What the task requires> All of the data needs to be repeated exactly.

[Dataset items]
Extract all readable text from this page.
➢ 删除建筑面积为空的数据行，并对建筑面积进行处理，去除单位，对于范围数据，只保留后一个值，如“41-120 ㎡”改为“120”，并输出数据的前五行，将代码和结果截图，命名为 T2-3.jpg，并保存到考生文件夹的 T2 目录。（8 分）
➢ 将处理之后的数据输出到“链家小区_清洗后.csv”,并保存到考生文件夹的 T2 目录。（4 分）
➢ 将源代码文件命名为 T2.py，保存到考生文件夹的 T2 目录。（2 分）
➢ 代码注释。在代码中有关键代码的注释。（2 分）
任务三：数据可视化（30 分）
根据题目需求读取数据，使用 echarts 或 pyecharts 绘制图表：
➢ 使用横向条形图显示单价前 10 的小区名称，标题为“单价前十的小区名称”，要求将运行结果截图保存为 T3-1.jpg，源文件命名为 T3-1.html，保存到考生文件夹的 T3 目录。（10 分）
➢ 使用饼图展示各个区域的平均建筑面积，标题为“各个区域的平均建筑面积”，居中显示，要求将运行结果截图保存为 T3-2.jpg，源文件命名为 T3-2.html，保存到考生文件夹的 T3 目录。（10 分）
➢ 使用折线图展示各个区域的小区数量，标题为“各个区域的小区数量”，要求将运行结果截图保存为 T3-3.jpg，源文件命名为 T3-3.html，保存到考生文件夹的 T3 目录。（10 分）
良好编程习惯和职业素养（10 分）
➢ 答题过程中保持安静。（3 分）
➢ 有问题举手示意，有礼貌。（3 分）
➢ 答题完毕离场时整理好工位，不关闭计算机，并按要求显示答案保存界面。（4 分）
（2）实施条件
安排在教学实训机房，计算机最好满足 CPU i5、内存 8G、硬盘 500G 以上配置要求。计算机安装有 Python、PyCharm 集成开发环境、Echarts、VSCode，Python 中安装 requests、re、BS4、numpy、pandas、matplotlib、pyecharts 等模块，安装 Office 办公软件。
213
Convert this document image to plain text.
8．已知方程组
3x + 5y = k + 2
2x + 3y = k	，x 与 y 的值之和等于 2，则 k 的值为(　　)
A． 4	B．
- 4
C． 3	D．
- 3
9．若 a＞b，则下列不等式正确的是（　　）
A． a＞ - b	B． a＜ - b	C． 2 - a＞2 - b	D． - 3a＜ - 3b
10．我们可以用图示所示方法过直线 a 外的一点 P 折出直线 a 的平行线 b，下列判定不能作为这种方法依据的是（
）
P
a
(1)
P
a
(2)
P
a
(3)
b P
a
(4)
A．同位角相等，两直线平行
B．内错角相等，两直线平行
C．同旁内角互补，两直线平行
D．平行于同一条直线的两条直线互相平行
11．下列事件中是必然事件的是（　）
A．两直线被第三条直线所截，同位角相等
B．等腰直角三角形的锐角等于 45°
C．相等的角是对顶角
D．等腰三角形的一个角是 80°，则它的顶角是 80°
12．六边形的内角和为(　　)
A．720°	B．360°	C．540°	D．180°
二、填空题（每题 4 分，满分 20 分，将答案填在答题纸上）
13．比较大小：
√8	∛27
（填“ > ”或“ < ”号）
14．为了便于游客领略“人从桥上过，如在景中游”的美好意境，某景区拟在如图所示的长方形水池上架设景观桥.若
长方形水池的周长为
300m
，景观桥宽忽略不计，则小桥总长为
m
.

Exercise result>
Extract all readable text from this page.
➢ 删除建筑面积为空的数据行，并对建筑面积进行处理，去除单位，对于范围数据，只保留后一个值，如“41-120 ㎡”改为“120”，并输出数据的前五行，将代码和结果截图，命名为 T2-3.jpg，并保存到考生文件夹的 T2 目录。（8 分）
➢ 将处理之后的数据输出到“链家小区_清洗后.csv”,并保存到考生文件夹的 T2 目录。（4 分）
➢ 将源代码文件命名为 T2.py，保存到考生文件夹的 T2 目录。（2 分）
➢ 代码注释。在代码中有关键代码的注释。（2 分）
任务三：数据可视化（30 分）
根据题目需求读取数据，使用 echarts 或 pyecharts 绘制图表：
➢ 使用横向条形图显示单价前 10 的小区名称，标题为“单价前十的小区名称”，要求将运行结果截图保存为 T3-1.jpg，源文件命名为 T3-1.html，保存到考生文件夹的 T3 目录。（10 分）
➢ 使用饼图展示各个区域的平均建筑面积，标题为“各个区域的平均建筑面积”，居中显示，要求将运行结果截图保存为 T3-2.jpg，源文件命名为 T3-2.html，保存到考生文件夹的 T3 目录。（10 分）
➢ 使用折线图展示各个区域的小区数量，标题为“各个区域的小区数量”，要求将运行结果截图保存为 T3-3.jpg，源文件命名为 T3-3.html，保存到考生文件夹的 T3 目录。（10 分）
良好编程习惯和职业素养（10 分）
➢ 答题过程中保持安静。（3 分）
➢ 有问题举手示意，有礼貌。（3 分）
➢ 答题完毕离场时整理好工位，不关闭计算机，并按要求显示答案保存界面。（4 分）
（2）实施条件
安排在教学实训机房，计算机最好满足 CPU i5、内存 8G、硬盘 500G 以上配置要求。计算机安装有 Python、PyCharm 集成开发环境、Echarts、VSCode，Python 中安装 requests、re、BS4、numpy、pandas、matplotlib、pyecharts 等模块，安装 Office 办公软件。
213
Convert this document image to plain text.
8．已知方程组
3x + 5y = k + 2
2x + 3y = k	，x 与 y 的值之和等于 2，则 k 的值为(　　)
A． 4	B．
- 4
C． 3	D．
- 3
9．若 a＞b，则下列不等式正确的是（　　）
A． a＞ - b	B． a＜ - b	C． 2 - a＞2 - b	D． - 3a＜ - 3b
10．我们可以用图示所示方法过直线 a 外的一点 P 折出直线 a 的平行线 b，下列判定不能作为这种方法依据的是（
）
P
a
(1)
P
a
(2)
P
a
(3)
b P
a
(4)
A．同位角相等，两直线平行
B．内错角相等，两直线平行
C．同旁内角互补，两直线平行
D．平行于同一条直线的两条直线互相平行
11．下列事件中是必然事件的是（　）
A．两直线被第三条直线所截，同位角相等
B．等腰直角三角形的锐角等于 45°
C．相等的角是对顶角
D．等腰三角形的一个角是 80°，则它的顶角是 80°
12．六边形的内角和为(　　)
A．720°	B．360°	C．540°	D．180°
二、填空题（每题 4 分，满分 20 分，将答案填在答题纸上）
13．比较大小：
√8	∛27
（填“ > ”或“ < ”号）
14．为了便于游客领略“人从桥上过，如在景中游”的美好意境，某景区拟在如图所示的长方形水池上架设景观桥.若
长方形水池的周长为
300m
，景观桥宽忽略不计，则小桥总长为
m
.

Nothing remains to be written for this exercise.